(WRITTEN INSTRUCTION) Find the lines that hold the word "points" and return them.

(RECORDS TO USE)

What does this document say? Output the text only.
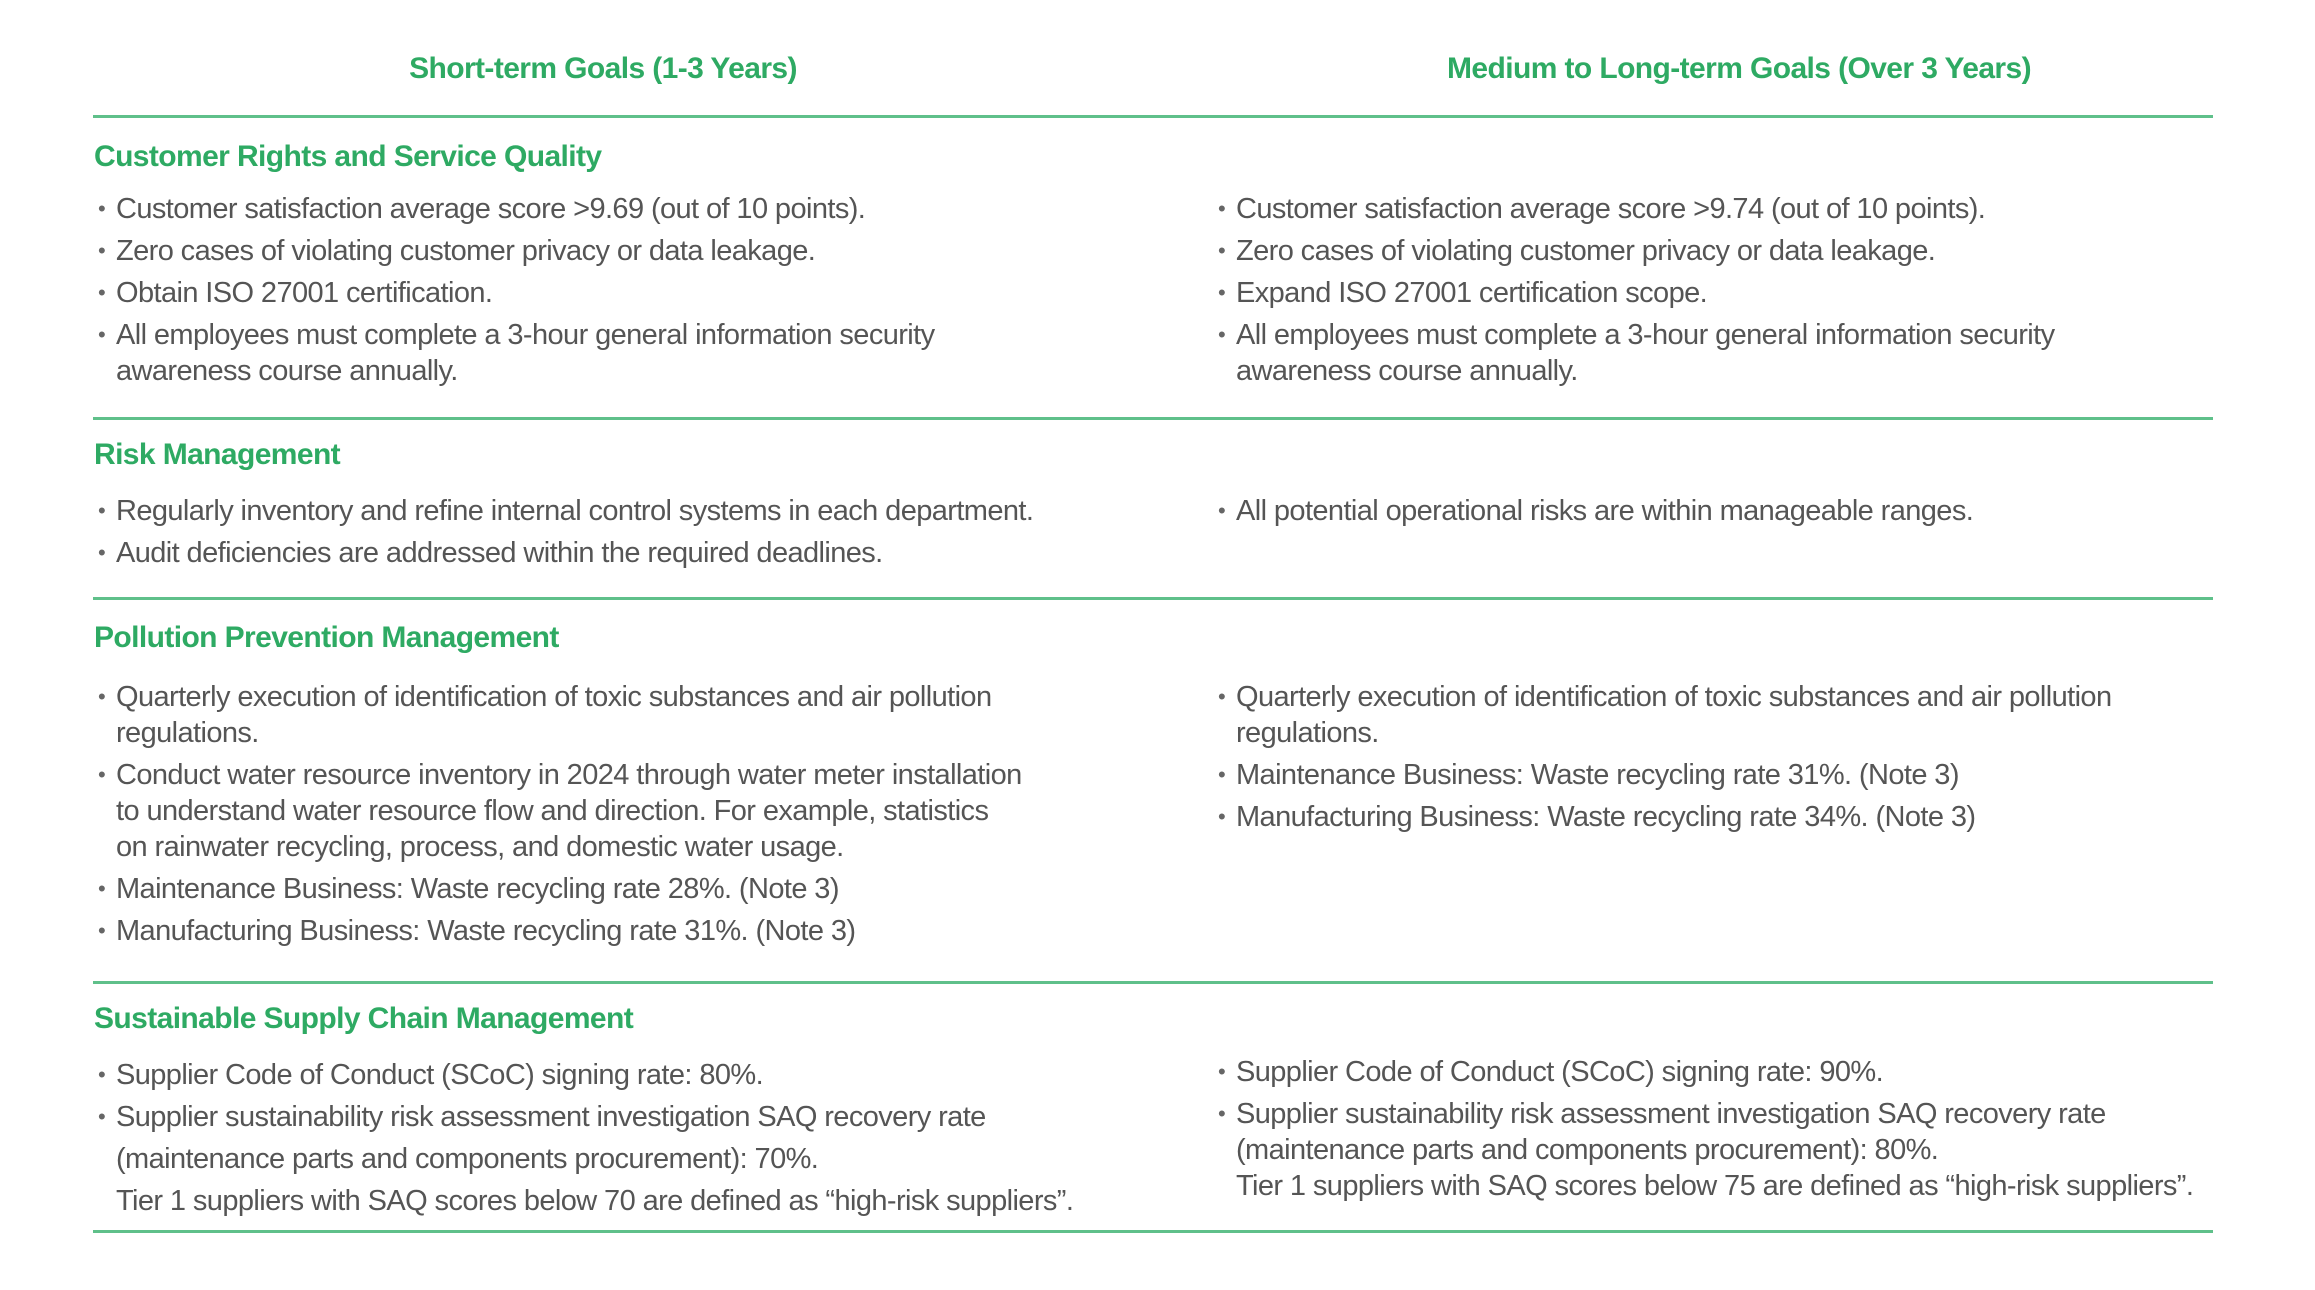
Short-term Goals (1-3 Years)	Medium to Long-term Goals (Over 3 Years)
Customer Rights and Service Quality
Risk Management
Pollution Prevention Management
Sustainable Supply Chain Management
• Customer satisfaction average score >9.69 (out of 10 points).
• Zero cases of violating customer privacy or data leakage.
• Obtain ISO 27001 certification.
• All employees must complete a 3-hour general information security
awareness course annually.
• Customer satisfaction average score >9.74 (out of 10 points).
• Zero cases of violating customer privacy or data leakage.
• Expand ISO 27001 certification scope.
• All employees must complete a 3-hour general information security
awareness course annually.
• Regularly inventory and refine internal control systems in each department.
• Audit deficiencies are addressed within the required deadlines.
• All potential operational risks are within manageable ranges.
• Quarterly execution of identification of toxic substances and air pollution
regulations.
• Conduct water resource inventory in 2024 through water meter installation
to understand water resource flow and direction. For example, statistics
on rainwater recycling, process, and domestic water usage.
• Maintenance Business: Waste recycling rate 28%. (Note 3)
• Manufacturing Business: Waste recycling rate 31%. (Note 3)
• Quarterly execution of identification of toxic substances and air pollution
regulations.
• Maintenance Business: Waste recycling rate 31%. (Note 3)
• Manufacturing Business: Waste recycling rate 34%. (Note 3)
• Supplier Code of Conduct (SCoC) signing rate: 80%.
• Supplier sustainability risk assessment investigation SAQ recovery rate
(maintenance parts and components procurement): 70%.
Tier 1 suppliers with SAQ scores below 70 are defined as “high-risk suppliers”.
• Supplier Code of Conduct (SCoC) signing rate: 90%.
• Supplier sustainability risk assessment investigation SAQ recovery rate
(maintenance parts and components procurement): 80%.
Tier 1 suppliers with SAQ scores below 75 are defined as “high-risk suppliers”.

(TASK RESULT)
• Customer satisfaction average score >9.69 (out of 10 points).
• Customer satisfaction average score >9.74 (out of 10 points).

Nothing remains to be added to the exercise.